- Exercise details -
Gather each line containing the string "page" from these entries.

- Records for processing -
BEGIN
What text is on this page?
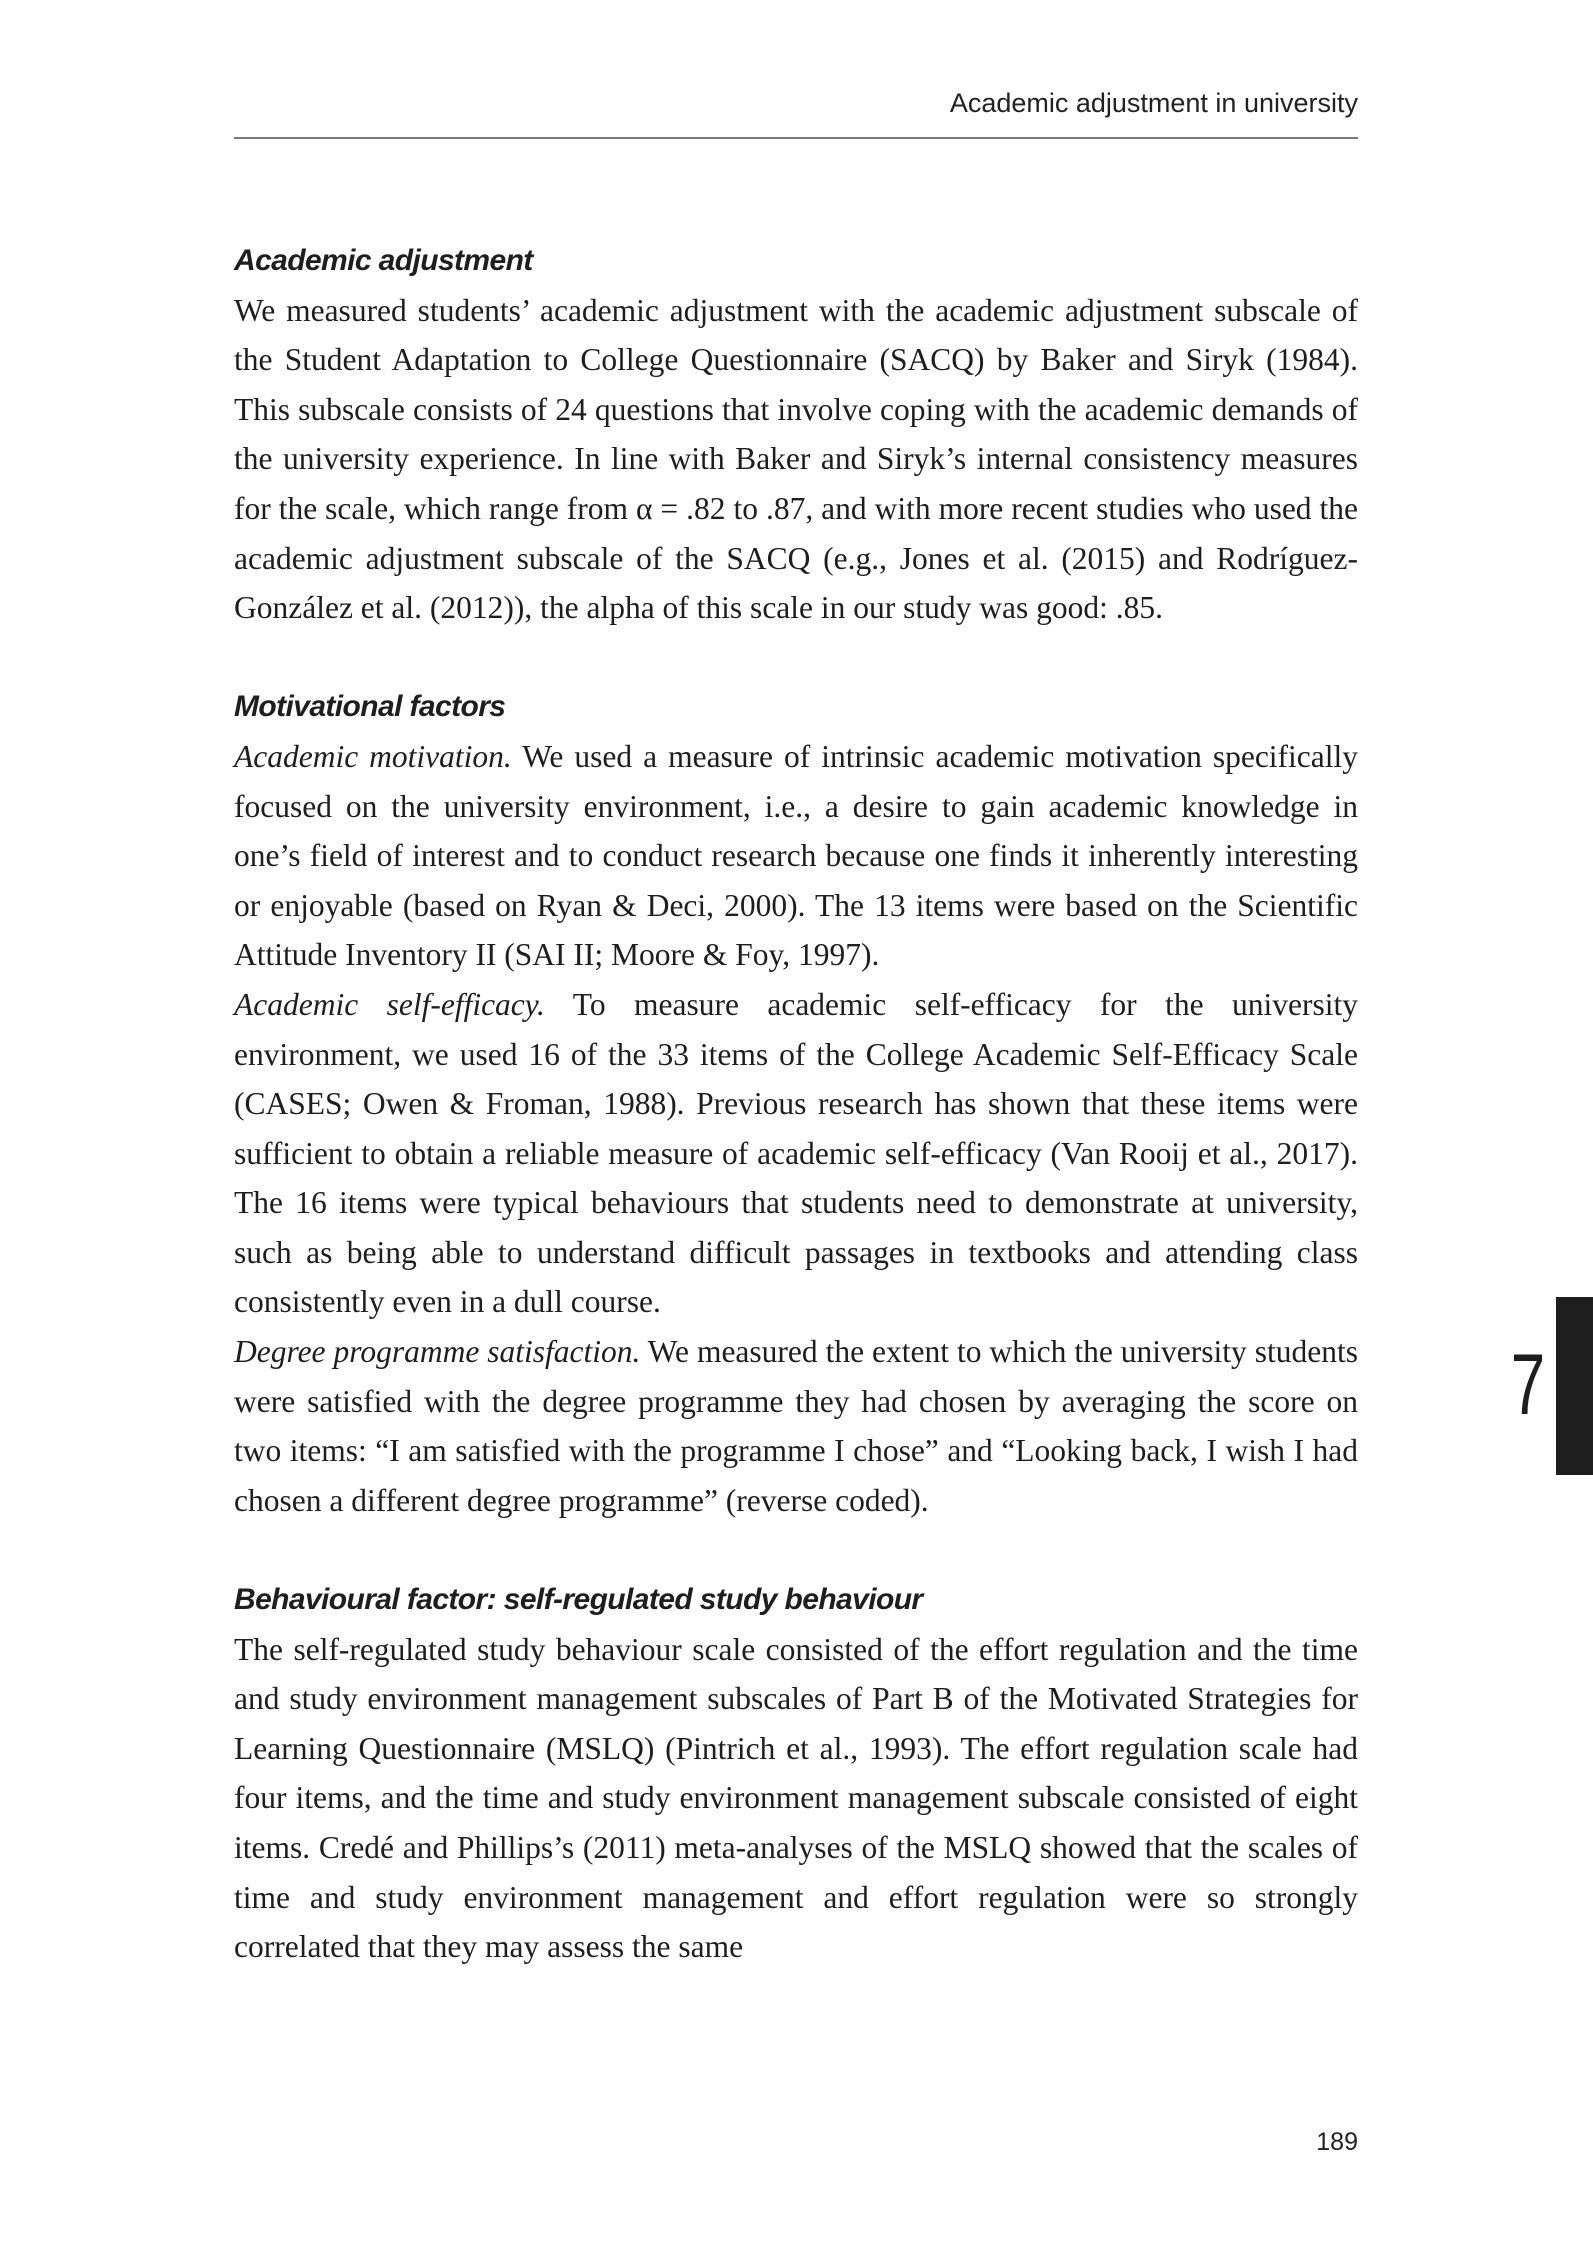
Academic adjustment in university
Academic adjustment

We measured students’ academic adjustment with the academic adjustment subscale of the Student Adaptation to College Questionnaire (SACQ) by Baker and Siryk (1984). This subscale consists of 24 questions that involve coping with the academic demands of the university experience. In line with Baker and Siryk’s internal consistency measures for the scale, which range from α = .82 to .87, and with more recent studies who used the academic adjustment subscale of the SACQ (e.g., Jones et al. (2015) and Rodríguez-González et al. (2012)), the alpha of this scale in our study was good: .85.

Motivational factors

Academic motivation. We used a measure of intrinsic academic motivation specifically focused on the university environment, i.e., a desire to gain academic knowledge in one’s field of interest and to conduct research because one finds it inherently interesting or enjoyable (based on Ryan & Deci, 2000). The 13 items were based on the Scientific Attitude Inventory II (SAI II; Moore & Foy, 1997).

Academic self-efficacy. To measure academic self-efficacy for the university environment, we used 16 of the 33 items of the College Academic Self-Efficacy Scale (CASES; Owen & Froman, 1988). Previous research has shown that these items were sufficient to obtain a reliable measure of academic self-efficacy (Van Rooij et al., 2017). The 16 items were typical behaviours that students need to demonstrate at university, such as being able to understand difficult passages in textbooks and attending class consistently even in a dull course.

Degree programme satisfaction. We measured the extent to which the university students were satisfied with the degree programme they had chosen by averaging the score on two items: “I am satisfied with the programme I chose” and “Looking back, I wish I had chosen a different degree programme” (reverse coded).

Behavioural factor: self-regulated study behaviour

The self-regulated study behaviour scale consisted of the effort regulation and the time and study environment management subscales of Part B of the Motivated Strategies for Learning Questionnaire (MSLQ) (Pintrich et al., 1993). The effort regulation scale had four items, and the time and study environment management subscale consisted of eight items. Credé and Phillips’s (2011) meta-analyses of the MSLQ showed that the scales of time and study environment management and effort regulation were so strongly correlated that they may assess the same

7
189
END
BEGIN
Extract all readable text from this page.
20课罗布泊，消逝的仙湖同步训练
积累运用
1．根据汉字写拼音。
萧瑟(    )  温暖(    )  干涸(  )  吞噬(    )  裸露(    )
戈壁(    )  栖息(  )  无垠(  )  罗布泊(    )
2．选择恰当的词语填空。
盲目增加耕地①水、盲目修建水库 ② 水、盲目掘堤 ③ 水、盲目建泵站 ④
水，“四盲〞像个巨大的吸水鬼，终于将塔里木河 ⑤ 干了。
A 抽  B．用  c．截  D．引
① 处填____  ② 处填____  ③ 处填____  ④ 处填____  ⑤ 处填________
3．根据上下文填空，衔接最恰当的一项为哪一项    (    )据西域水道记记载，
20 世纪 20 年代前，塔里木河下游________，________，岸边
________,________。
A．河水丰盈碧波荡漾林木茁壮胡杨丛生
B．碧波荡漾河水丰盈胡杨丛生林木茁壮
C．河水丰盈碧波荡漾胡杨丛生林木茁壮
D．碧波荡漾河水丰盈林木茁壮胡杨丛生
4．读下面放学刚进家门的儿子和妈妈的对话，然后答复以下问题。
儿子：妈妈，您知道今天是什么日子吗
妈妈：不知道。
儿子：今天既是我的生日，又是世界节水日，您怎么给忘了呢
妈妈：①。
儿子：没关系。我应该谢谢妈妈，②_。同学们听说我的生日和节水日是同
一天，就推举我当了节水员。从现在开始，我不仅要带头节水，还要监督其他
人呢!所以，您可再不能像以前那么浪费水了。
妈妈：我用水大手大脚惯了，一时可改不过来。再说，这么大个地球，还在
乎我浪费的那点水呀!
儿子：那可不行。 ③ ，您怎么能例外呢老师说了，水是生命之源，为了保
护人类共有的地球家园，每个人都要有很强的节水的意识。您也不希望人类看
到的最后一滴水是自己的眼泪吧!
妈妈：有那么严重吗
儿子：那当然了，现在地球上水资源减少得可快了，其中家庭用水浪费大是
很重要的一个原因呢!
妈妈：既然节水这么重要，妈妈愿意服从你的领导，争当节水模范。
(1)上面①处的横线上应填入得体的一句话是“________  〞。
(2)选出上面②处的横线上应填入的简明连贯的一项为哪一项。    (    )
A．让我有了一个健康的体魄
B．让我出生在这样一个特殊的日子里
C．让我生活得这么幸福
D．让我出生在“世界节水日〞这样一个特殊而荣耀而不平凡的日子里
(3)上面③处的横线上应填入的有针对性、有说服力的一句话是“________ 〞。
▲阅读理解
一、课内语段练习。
END
BEGIN
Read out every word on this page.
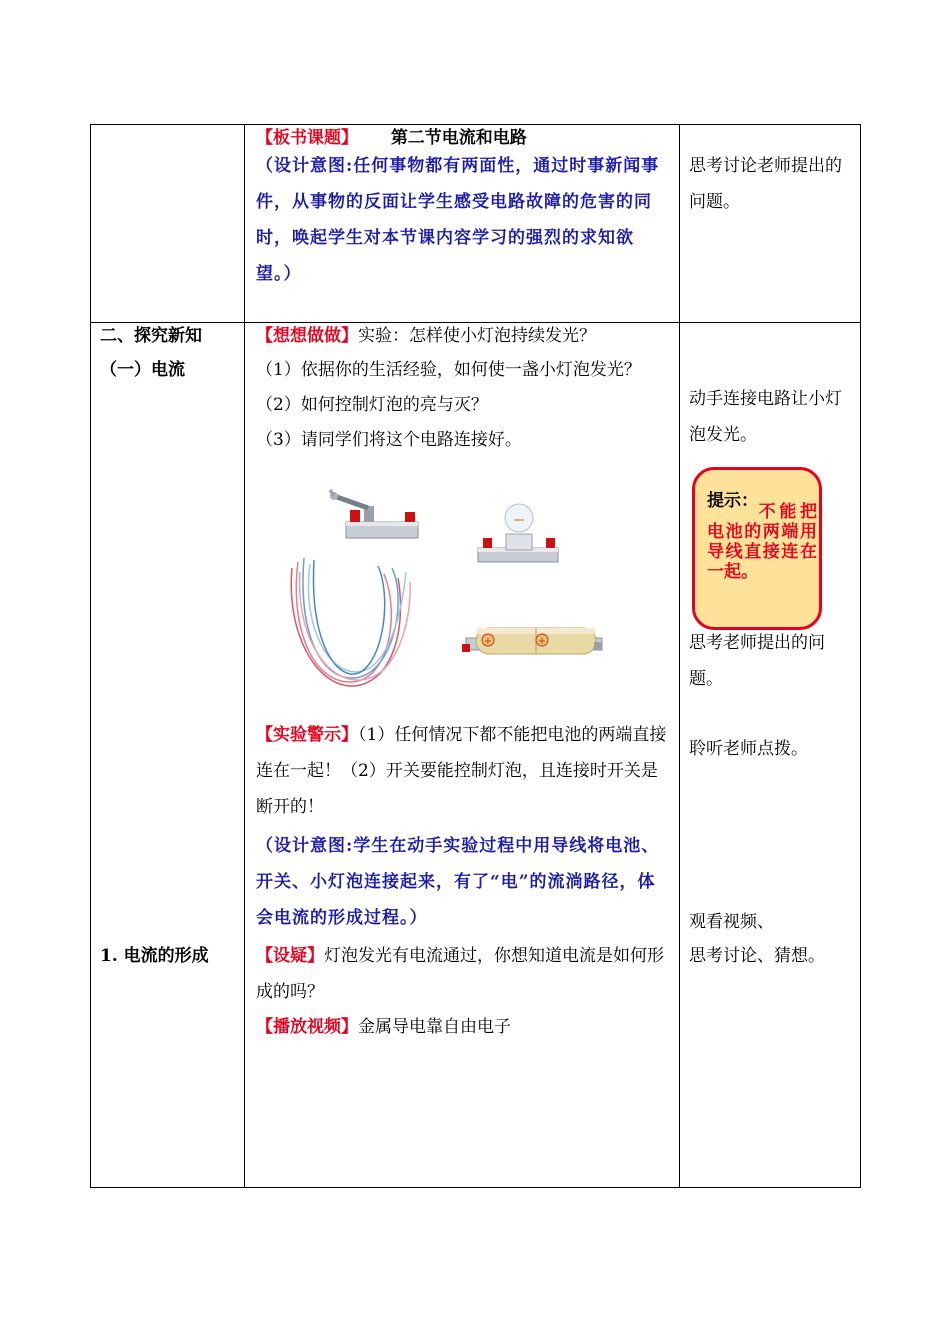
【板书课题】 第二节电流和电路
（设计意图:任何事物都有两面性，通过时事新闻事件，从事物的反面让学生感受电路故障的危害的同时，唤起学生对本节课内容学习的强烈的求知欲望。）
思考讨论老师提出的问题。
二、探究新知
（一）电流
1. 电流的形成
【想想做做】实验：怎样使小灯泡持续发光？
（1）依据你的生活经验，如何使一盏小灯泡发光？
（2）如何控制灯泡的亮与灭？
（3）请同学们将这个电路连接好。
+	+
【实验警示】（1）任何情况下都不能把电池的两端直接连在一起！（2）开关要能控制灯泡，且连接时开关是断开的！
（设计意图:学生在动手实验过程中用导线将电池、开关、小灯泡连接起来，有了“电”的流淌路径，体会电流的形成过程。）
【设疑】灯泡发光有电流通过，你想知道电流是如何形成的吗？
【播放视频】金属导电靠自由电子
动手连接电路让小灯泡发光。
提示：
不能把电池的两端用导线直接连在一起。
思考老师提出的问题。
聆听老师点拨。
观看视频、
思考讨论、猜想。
END
- Response to the exercise -
What text is on this page?
Extract all readable text from this page.
Read out every word on this page.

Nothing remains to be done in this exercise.